- **Exercise brief**:
Scan the data, and whenever a line contains "efter", copy it.

───── Information

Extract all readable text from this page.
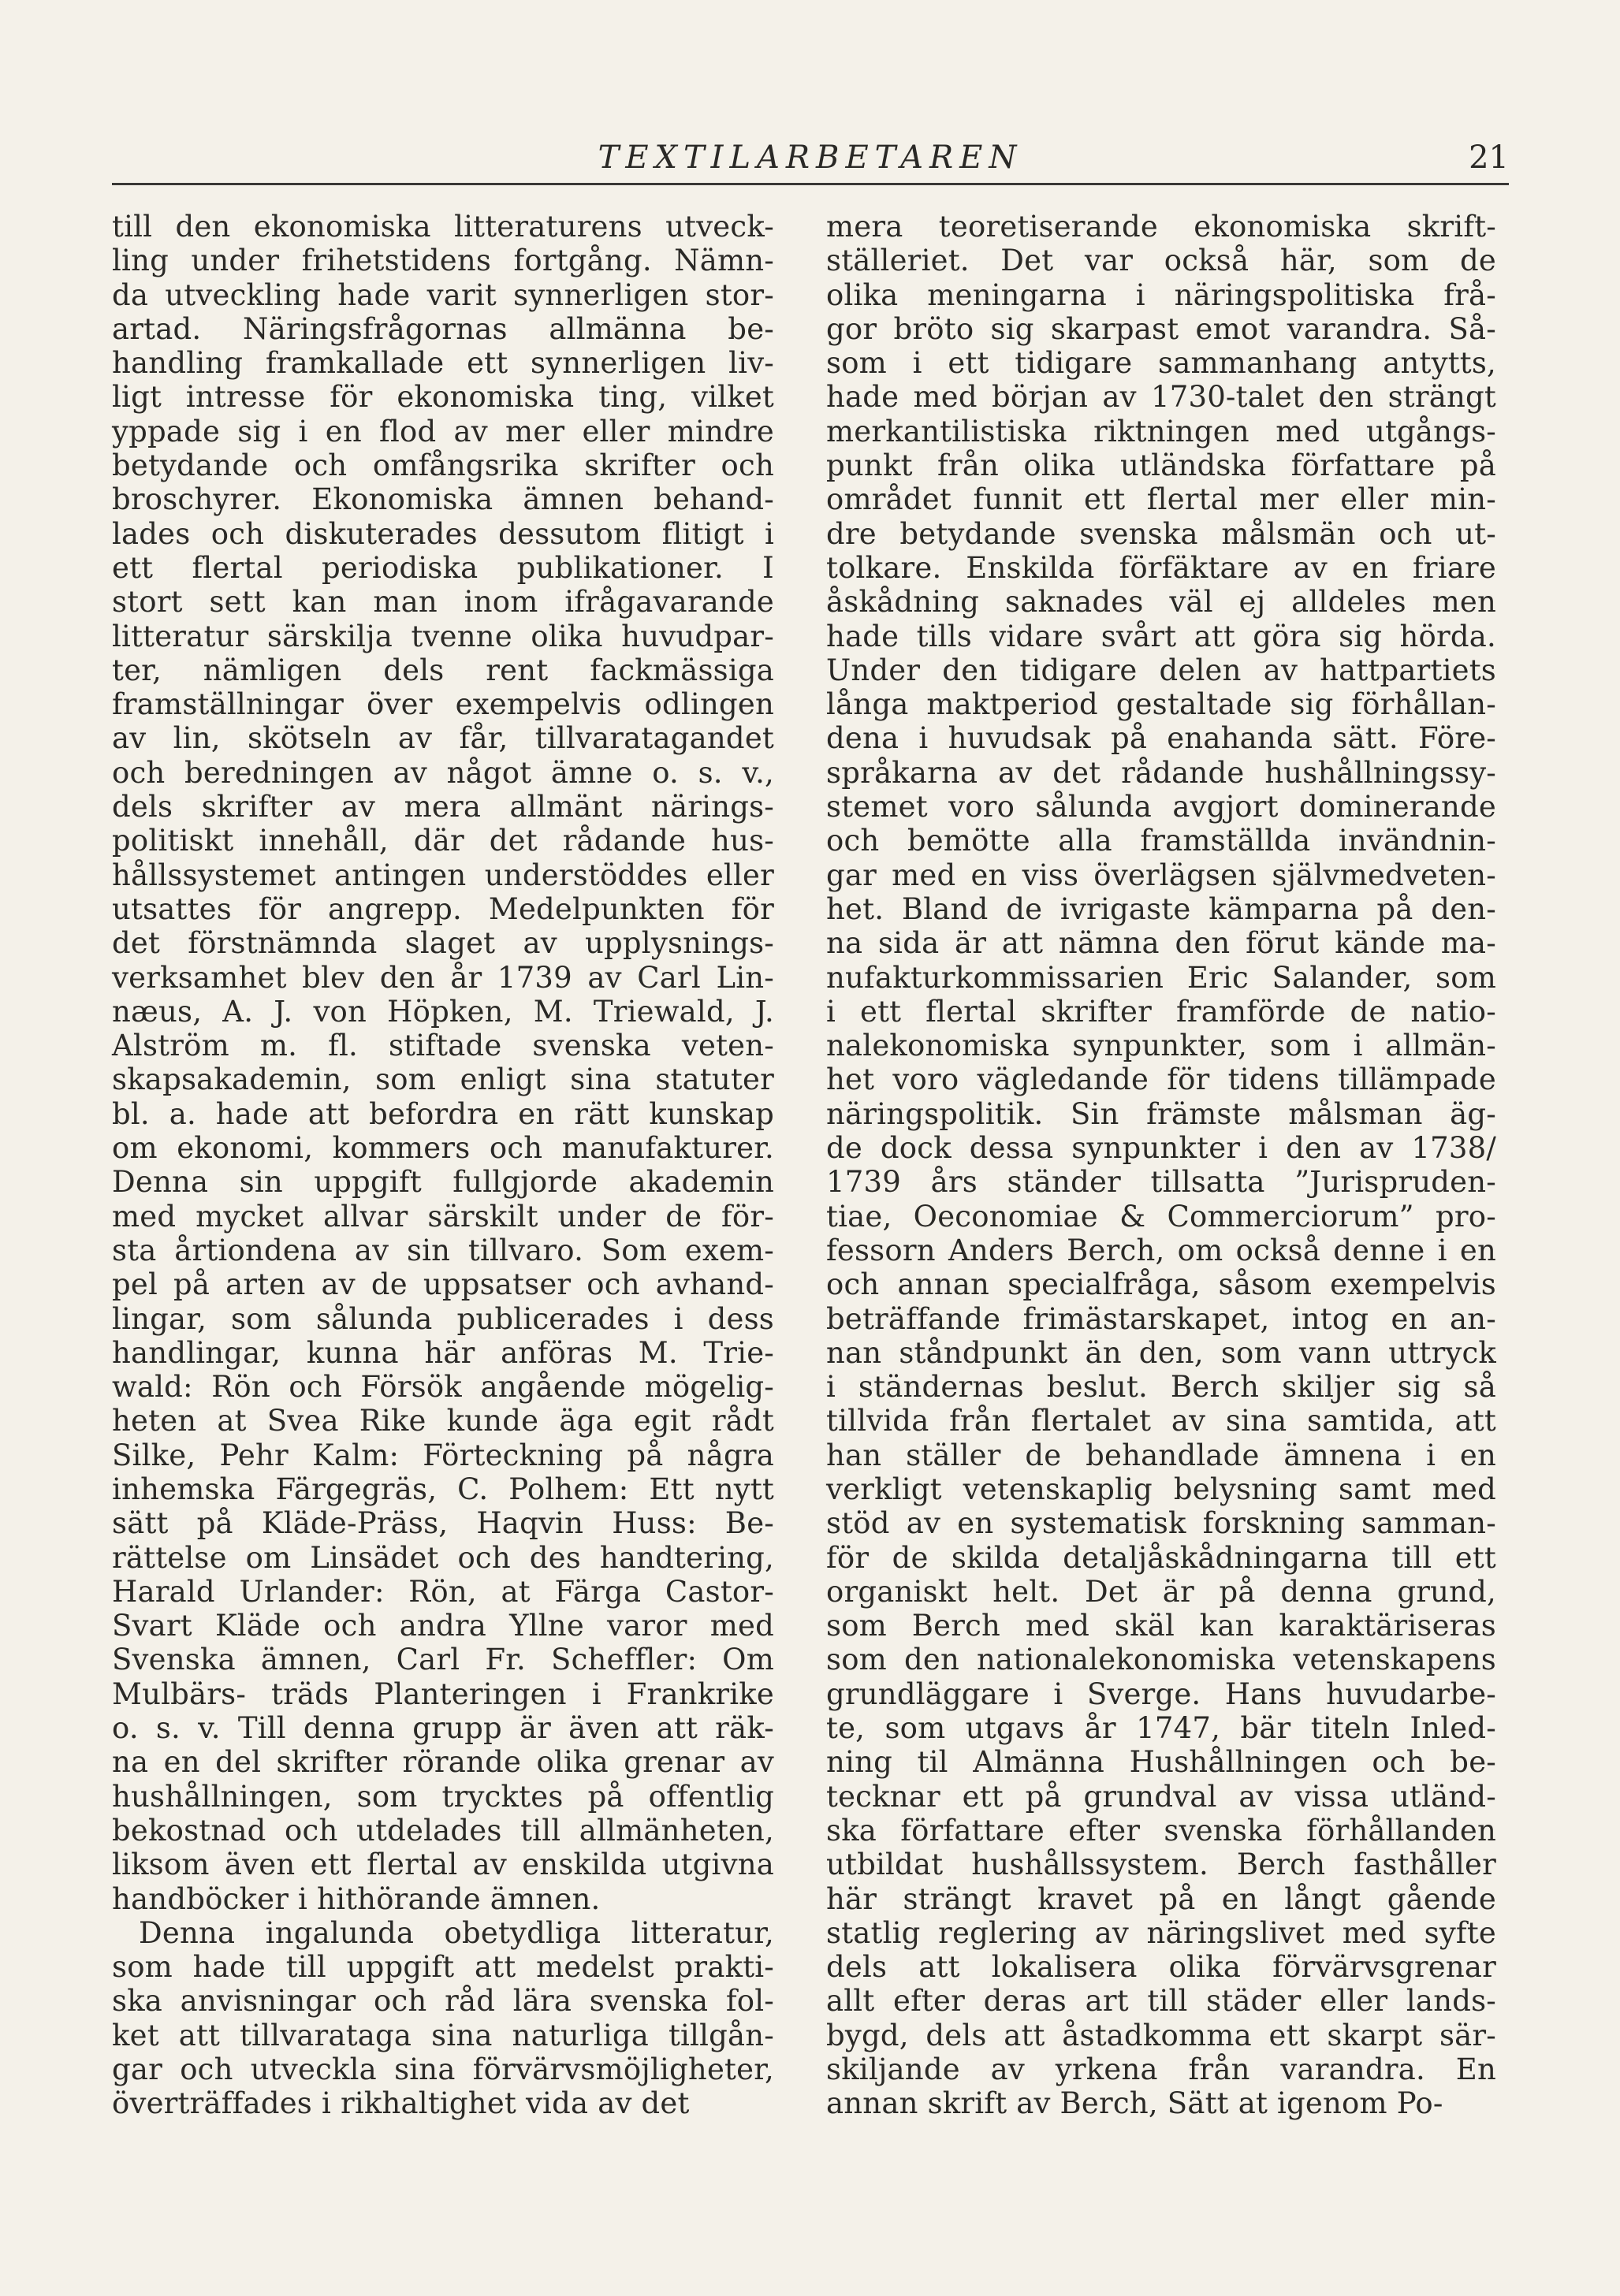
TEXTILARBETAREN	21
till den ekonomiska litteraturens utveck-
ling under frihetstidens fortgång. Nämn-
da utveckling hade varit synnerligen stor-
artad. Näringsfrågornas allmänna be-
handling framkallade ett synnerligen liv-
ligt intresse för ekonomiska ting, vilket
yppade sig i en flod av mer eller mindre
betydande och omfångsrika skrifter och
broschyrer. Ekonomiska ämnen behand-
lades och diskuterades dessutom flitigt i
ett flertal periodiska publikationer. I
stort sett kan man inom ifrågavarande
litteratur särskilja tvenne olika huvudpar-
ter, nämligen dels rent fackmässiga
framställningar över exempelvis odlingen
av lin, skötseln av får, tillvaratagandet
och beredningen av något ämne o. s. v.,
dels skrifter av mera allmänt närings-
politiskt innehåll, där det rådande hus-
hållssystemet antingen understöddes eller
utsattes för angrepp. Medelpunkten för
det förstnämnda slaget av upplysnings-
verksamhet blev den år 1739 av Carl Lin-
næus, A. J. von Höpken, M. Triewald, J.
Alström m. fl. stiftade svenska veten-
skapsakademin, som enligt sina statuter
bl. a. hade att befordra en rätt kunskap
om ekonomi, kommers och manufakturer.
Denna sin uppgift fullgjorde akademin
med mycket allvar särskilt under de för-
sta årtiondena av sin tillvaro. Som exem-
pel på arten av de uppsatser och avhand-
lingar, som sålunda publicerades i dess
handlingar, kunna här anföras M. Trie-
wald: Rön och Försök angående mögelig-
heten at Svea Rike kunde äga egit rådt
Silke, Pehr Kalm: Förteckning på några
inhemska Färgegräs, C. Polhem: Ett nytt
sätt på Kläde-Präss, Haqvin Huss: Be-
rättelse om Linsädet och des handtering,
Harald Urlander: Rön, at Färga Castor-
Svart Kläde och andra Yllne varor med
Svenska ämnen, Carl Fr. Scheffler: Om
Mulbärs- träds Planteringen i Frankrike
o. s. v. Till denna grupp är även att räk-
na en del skrifter rörande olika grenar av
hushållningen, som trycktes på offentlig
bekostnad och utdelades till allmänheten,
liksom även ett flertal av enskilda utgivna
handböcker i hithörande ämnen.
Denna ingalunda obetydliga litteratur,
som hade till uppgift att medelst prakti-
ska anvisningar och råd lära svenska fol-
ket att tillvarataga sina naturliga tillgån-
gar och utveckla sina förvärvsmöjligheter,
överträffades i rikhaltighet vida av det
mera teoretiserande ekonomiska skrift-
ställeriet. Det var också här, som de
olika meningarna i näringspolitiska frå-
gor bröto sig skarpast emot varandra. Så-
som i ett tidigare sammanhang antytts,
hade med början av 1730-talet den strängt
merkantilistiska riktningen med utgångs-
punkt från olika utländska författare på
området funnit ett flertal mer eller min-
dre betydande svenska målsmän och ut-
tolkare. Enskilda förfäktare av en friare
åskådning saknades väl ej alldeles men
hade tills vidare svårt att göra sig hörda.
Under den tidigare delen av hattpartiets
långa maktperiod gestaltade sig förhållan-
dena i huvudsak på enahanda sätt. Före-
språkarna av det rådande hushållningssy-
stemet voro sålunda avgjort dominerande
och bemötte alla framställda invändnin-
gar med en viss överlägsen självmedveten-
het. Bland de ivrigaste kämparna på den-
na sida är att nämna den förut kände ma-
nufakturkommissarien Eric Salander, som
i ett flertal skrifter framförde de natio-
nalekonomiska synpunkter, som i allmän-
het voro vägledande för tidens tillämpade
näringspolitik. Sin främste målsman äg-
de dock dessa synpunkter i den av 1738/
1739 års ständer tillsatta ”Jurispruden-
tiae, Oeconomiae & Commerciorum” pro-
fessorn Anders Berch, om också denne i en
och annan specialfråga, såsom exempelvis
beträffande frimästarskapet, intog en an-
nan ståndpunkt än den, som vann uttryck
i ständernas beslut. Berch skiljer sig så
tillvida från flertalet av sina samtida, att
han ställer de behandlade ämnena i en
verkligt vetenskaplig belysning samt med
stöd av en systematisk forskning samman-
för de skilda detaljåskådningarna till ett
organiskt helt. Det är på denna grund,
som Berch med skäl kan karaktäriseras
som den nationalekonomiska vetenskapens
grundläggare i Sverge. Hans huvudarbe-
te, som utgavs år 1747, bär titeln Inled-
ning til Almänna Hushållningen och be-
tecknar ett på grundval av vissa utländ-
ska författare efter svenska förhållanden
utbildat hushållssystem. Berch fasthåller
här strängt kravet på en långt gående
statlig reglering av näringslivet med syfte
dels att lokalisera olika förvärvsgrenar
allt efter deras art till städer eller lands-
bygd, dels att åstadkomma ett skarpt sär-
skiljande av yrkena från varandra. En
annan skrift av Berch, Sätt at igenom Po-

──────────

- **Your solution**:
ska författare efter svenska förhållanden
allt efter deras art till städer eller lands-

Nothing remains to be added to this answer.